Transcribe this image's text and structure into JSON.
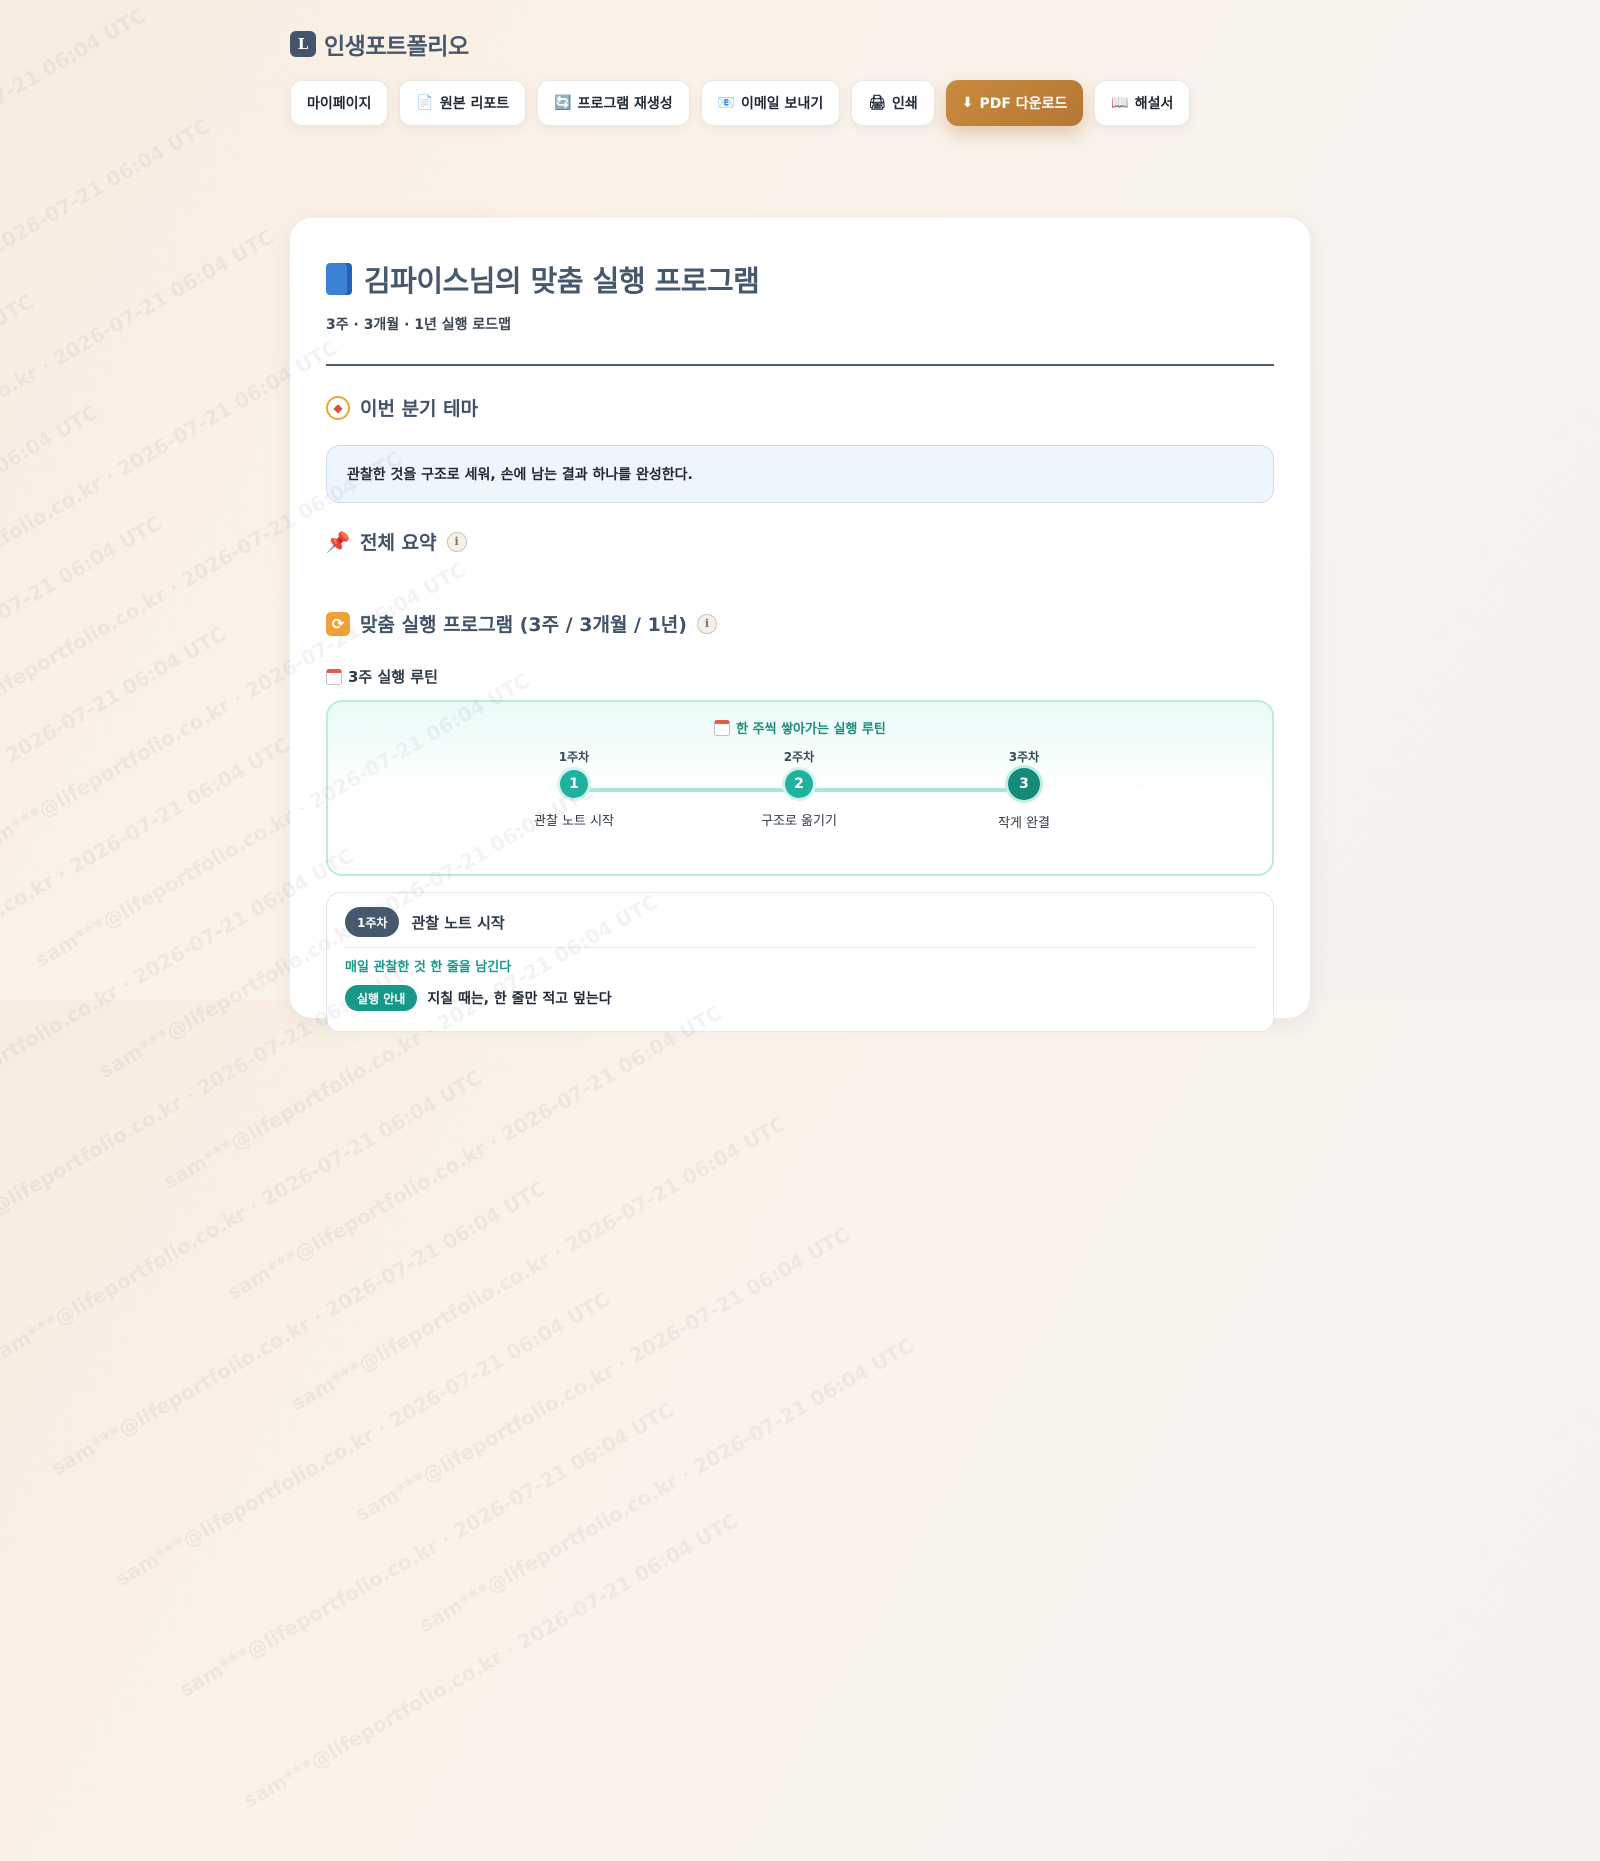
{
  "brand": {
    "logo_letter": "L",
    "name": "인생포트폴리오"
  },
  "toolbar": [
    {
      "icon": "",
      "label": "마이페이지"
    },
    {
      "icon": "📄",
      "label": "원본 리포트"
    },
    {
      "icon": "🔄",
      "label": "프로그램 재생성"
    },
    {
      "icon": "📧",
      "label": "이메일 보내기"
    },
    {
      "icon": "🖨",
      "label": "인쇄"
    },
    {
      "icon": "⬇",
      "label": "PDF 다운로드"
    },
    {
      "icon": "📖",
      "label": "해설서"
    }
  ],
  "page": {
    "title": "김파이스님의 맞춤 실행 프로그램",
    "subtitle": "3주 · 3개월 · 1년 실행 로드맵"
  },
  "sections": {
    "theme": {
      "title": "이번 분기 테마",
      "text": "관찰한 것을 구조로 세워, 손에 남는 결과 하나를 완성한다."
    },
    "summary": {
      "title": "전체 요약",
      "info": "i"
    },
    "program": {
      "title": "맞춤 실행 프로그램 (3주 / 3개월 / 1년)",
      "info": "i"
    }
  },
  "routine": {
    "label": "3주 실행 루틴",
    "heading": "한 주씩 쌓아가는 실행 루틴",
    "steps": [
      {
        "week": "1주차",
        "num": "1",
        "text": "관찰 노트 시작"
      },
      {
        "week": "2주차",
        "num": "2",
        "text": "구조로 옮기기"
      },
      {
        "week": "3주차",
        "num": "3",
        "text": "작게 완결"
      }
    ]
  },
  "week_card": {
    "badge": "1주차",
    "title": "관찰 노트 시작",
    "goal": "매일 관찰한 것 한 줄을 남긴다",
    "tip_badge": "실행 안내",
    "tip_text": "지칠 때는, 한 줄만 적고 덮는다"
  },
  "watermark": "sam***@lifeportfolio.co.kr · 2026-07-21 06:04 UTC",
  "colors": {
    "brand": "#45586e",
    "primary_button": "#c0823a",
    "teal": "#1fb39f",
    "theme_box": "#eef5fd"
  }
}
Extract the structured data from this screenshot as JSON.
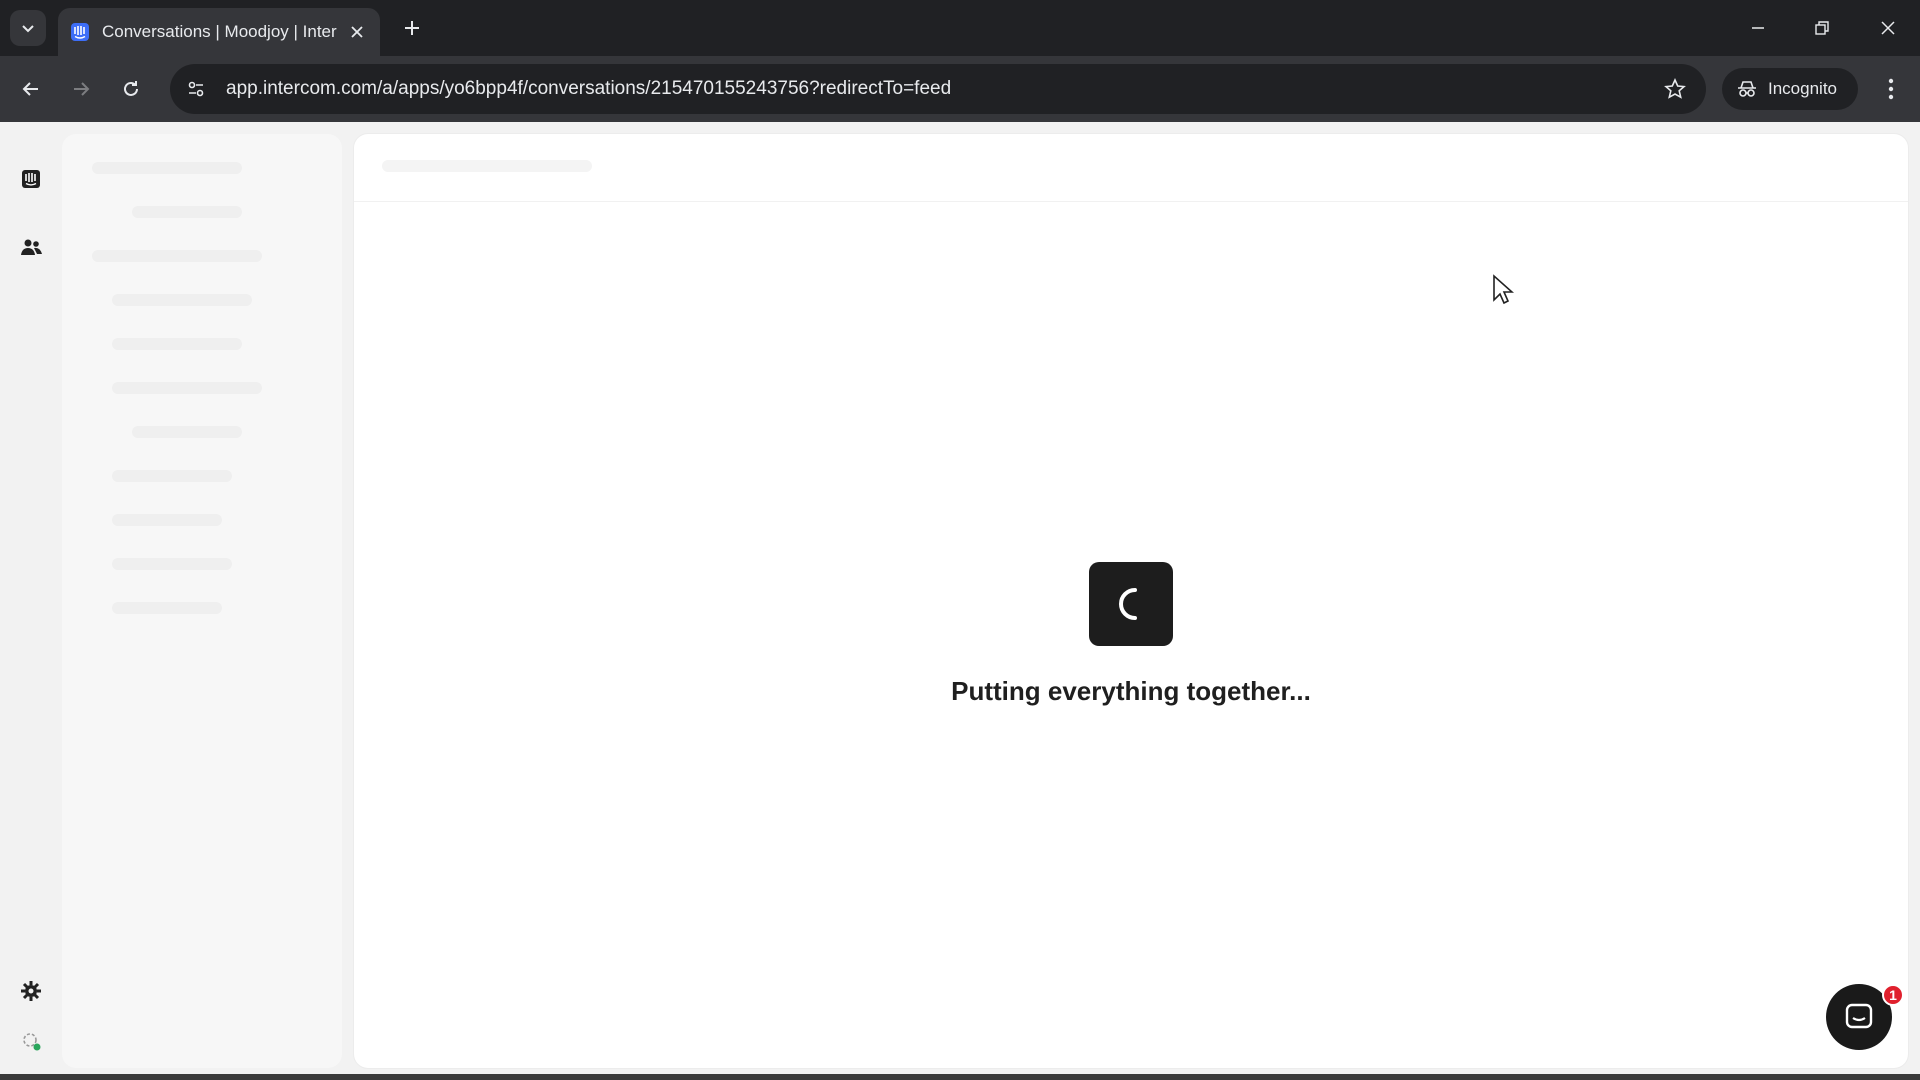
{
  "browser": {
    "tab": {
      "title": "Conversations | Moodjoy | Inter",
      "favicon": "intercom-logo-icon"
    },
    "url": "app.intercom.com/a/apps/yo6bpp4f/conversations/215470155243756?redirectTo=feed",
    "incognito_label": "Incognito"
  },
  "app": {
    "rail_icons": [
      "inbox-icon",
      "contacts-icon",
      "settings-icon",
      "status-icon"
    ],
    "loading_text": "Putting everything together...",
    "messenger_badge": "1"
  },
  "colors": {
    "chrome_dark": "#202124",
    "chrome_toolbar": "#35363a",
    "loader_box": "#1d1d1d",
    "badge_red": "#e0202d"
  }
}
################
Work to complete. Omit every picture, and otherwise quote the entries exactly.

Answer to the task.
Transcribe this image's text and structure into JSON.
{
  "brand": {
    "logo_letter": "L",
    "name": "인생포트폴리오"
  },
  "toolbar": [
    {
      "icon": "",
      "label": "마이페이지"
    },
    {
      "icon": "📄",
      "label": "원본 리포트"
    },
    {
      "icon": "🔄",
      "label": "프로그램 재생성"
    },
    {
      "icon": "📧",
      "label": "이메일 보내기"
    },
    {
      "icon": "🖨",
      "label": "인쇄"
    },
    {
      "icon": "⬇",
      "label": "PDF 다운로드"
    },
    {
      "icon": "📖",
      "label": "해설서"
    }
  ],
  "page": {
    "title": "김파이스님의 맞춤 실행 프로그램",
    "subtitle": "3주 · 3개월 · 1년 실행 로드맵"
  },
  "sections": {
    "theme": {
      "title": "이번 분기 테마",
      "text": "관찰한 것을 구조로 세워, 손에 남는 결과 하나를 완성한다."
    },
    "summary": {
      "title": "전체 요약",
      "info": "i"
    },
    "program": {
      "title": "맞춤 실행 프로그램 (3주 / 3개월 / 1년)",
      "info": "i"
    }
  },
  "routine": {
    "label": "3주 실행 루틴",
    "heading": "한 주씩 쌓아가는 실행 루틴",
    "steps": [
      {
        "week": "1주차",
        "num": "1",
        "text": "관찰 노트 시작"
      },
      {
        "week": "2주차",
        "num": "2",
        "text": "구조로 옮기기"
      },
      {
        "week": "3주차",
        "num": "3",
        "text": "작게 완결"
      }
    ]
  },
  "week_card": {
    "badge": "1주차",
    "title": "관찰 노트 시작",
    "goal": "매일 관찰한 것 한 줄을 남긴다",
    "tip_badge": "실행 안내",
    "tip_text": "지칠 때는, 한 줄만 적고 덮는다"
  },
  "watermark": "sam***@lifeportfolio.co.kr · 2026-07-21 06:04 UTC",
  "colors": {
    "brand": "#45586e",
    "primary_button": "#c0823a",
    "teal": "#1fb39f",
    "theme_box": "#eef5fd"
  }
}
Extract the structured data from this screenshot as JSON.
{
  "browser": {
    "tab": {
      "title": "Conversations | Moodjoy | Inter",
      "favicon": "intercom-logo-icon"
    },
    "url": "app.intercom.com/a/apps/yo6bpp4f/conversations/215470155243756?redirectTo=feed",
    "incognito_label": "Incognito"
  },
  "app": {
    "rail_icons": [
      "inbox-icon",
      "contacts-icon",
      "settings-icon",
      "status-icon"
    ],
    "loading_text": "Putting everything together...",
    "messenger_badge": "1"
  },
  "colors": {
    "chrome_dark": "#202124",
    "chrome_toolbar": "#35363a",
    "loader_box": "#1d1d1d",
    "badge_red": "#e0202d"
  }
}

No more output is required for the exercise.